⟨

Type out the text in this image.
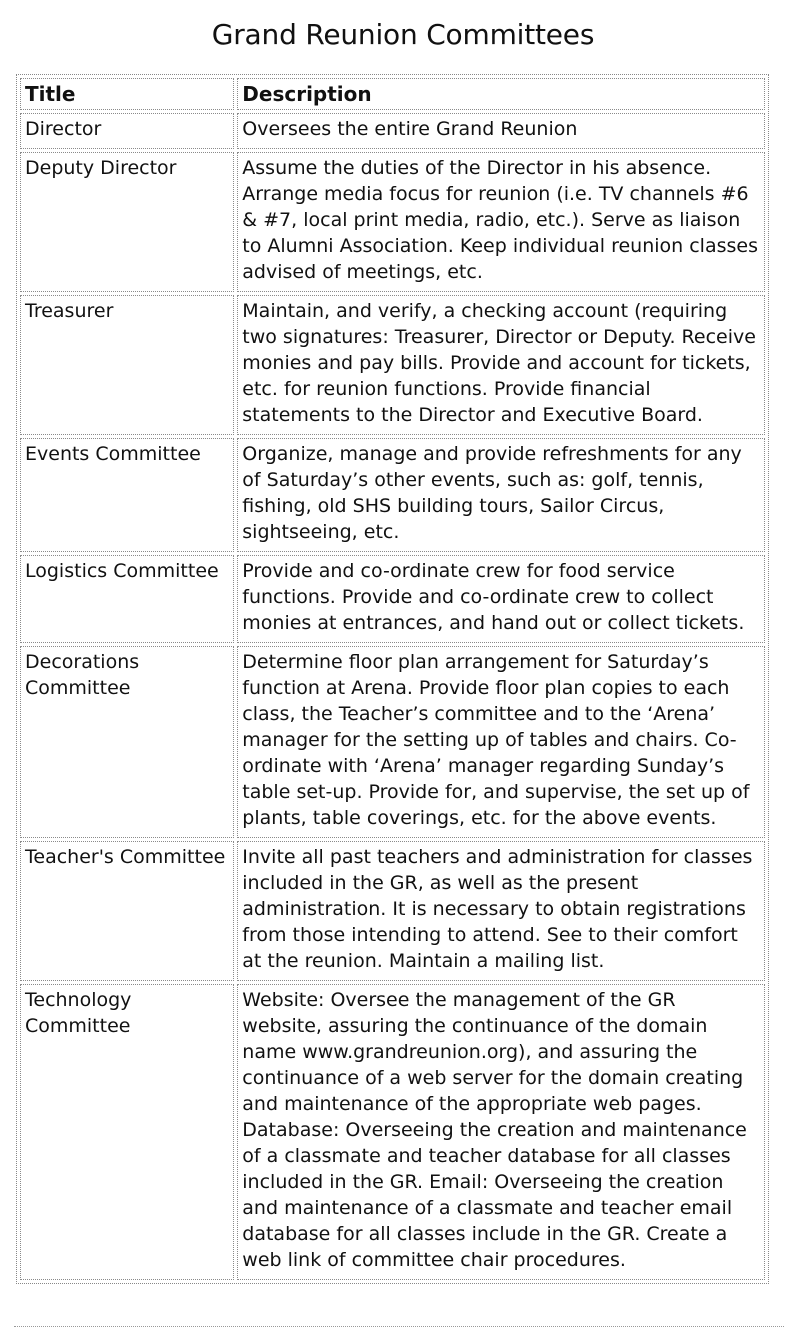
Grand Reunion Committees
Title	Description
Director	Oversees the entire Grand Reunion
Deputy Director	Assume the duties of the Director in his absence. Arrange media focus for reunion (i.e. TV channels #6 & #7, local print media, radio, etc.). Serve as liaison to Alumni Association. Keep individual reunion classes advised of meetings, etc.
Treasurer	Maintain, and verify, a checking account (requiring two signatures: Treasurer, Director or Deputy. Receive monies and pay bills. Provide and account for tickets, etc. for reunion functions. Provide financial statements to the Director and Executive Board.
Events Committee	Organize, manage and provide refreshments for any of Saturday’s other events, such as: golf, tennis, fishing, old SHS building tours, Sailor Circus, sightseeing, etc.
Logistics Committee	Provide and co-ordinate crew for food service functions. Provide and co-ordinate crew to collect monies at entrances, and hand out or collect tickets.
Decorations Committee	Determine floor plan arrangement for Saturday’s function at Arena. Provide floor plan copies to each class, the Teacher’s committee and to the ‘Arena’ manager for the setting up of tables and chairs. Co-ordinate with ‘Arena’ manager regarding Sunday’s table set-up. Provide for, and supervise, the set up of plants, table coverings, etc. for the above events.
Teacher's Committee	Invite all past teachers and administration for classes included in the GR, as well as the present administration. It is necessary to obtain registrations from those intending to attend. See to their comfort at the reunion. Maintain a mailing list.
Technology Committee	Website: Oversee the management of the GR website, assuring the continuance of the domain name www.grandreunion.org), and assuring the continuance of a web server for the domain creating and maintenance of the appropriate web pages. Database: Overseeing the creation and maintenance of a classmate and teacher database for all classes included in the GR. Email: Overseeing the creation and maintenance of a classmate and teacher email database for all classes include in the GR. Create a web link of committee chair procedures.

⟩

* [Given request]: Copy out each line of the data containing the string "functions".

* [Final result]:
Treasurer	Maintain, and verify, a checking account (requiring two signatures: Treasurer, Director or Deputy. Receive monies and pay bills. Provide and account for tickets, etc. for reunion functions. Provide financial statements to the Director and Executive Board.
Logistics Committee	Provide and co-ordinate crew for food service functions. Provide and co-ordinate crew to collect monies at entrances, and hand out or collect tickets.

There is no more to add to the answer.